• GIVEN EXERCISE
Give the data a second time, exactly and in full.

[Stored dataset items]
>> START
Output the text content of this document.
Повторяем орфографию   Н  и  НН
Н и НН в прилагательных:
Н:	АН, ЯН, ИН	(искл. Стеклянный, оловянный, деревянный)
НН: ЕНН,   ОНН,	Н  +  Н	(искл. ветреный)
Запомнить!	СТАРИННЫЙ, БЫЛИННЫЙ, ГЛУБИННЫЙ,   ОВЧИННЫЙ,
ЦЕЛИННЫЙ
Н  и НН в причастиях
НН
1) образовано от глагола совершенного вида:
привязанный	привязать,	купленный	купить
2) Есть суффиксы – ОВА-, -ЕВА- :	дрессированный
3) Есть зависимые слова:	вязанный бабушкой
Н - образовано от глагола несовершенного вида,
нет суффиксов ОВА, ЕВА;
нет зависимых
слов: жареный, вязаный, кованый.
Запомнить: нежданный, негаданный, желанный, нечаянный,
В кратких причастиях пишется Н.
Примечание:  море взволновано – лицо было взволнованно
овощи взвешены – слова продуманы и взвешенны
>> END
• SOLVED EXERCISE
Output the text content of this document.
Повторяем орфографию   Н  и  НН
Н и НН в прилагательных:
Н:	АН, ЯН, ИН	(искл. Стеклянный, оловянный, деревянный)
НН: ЕНН,   ОНН,	Н  +  Н	(искл. ветреный)
Запомнить!	СТАРИННЫЙ, БЫЛИННЫЙ, ГЛУБИННЫЙ,   ОВЧИННЫЙ,
ЦЕЛИННЫЙ
Н  и НН в причастиях
НН
1) образовано от глагола совершенного вида:
привязанный	привязать,	купленный	купить
2) Есть суффиксы – ОВА-, -ЕВА- :	дрессированный
3) Есть зависимые слова:	вязанный бабушкой
Н - образовано от глагола несовершенного вида,
нет суффиксов ОВА, ЕВА;
нет зависимых
слов: жареный, вязаный, кованый.
Запомнить: нежданный, негаданный, желанный, нечаянный,
В кратких причастиях пишется Н.
Примечание:  море взволновано – лицо было взволнованно
овощи взвешены – слова продуманы и взвешенны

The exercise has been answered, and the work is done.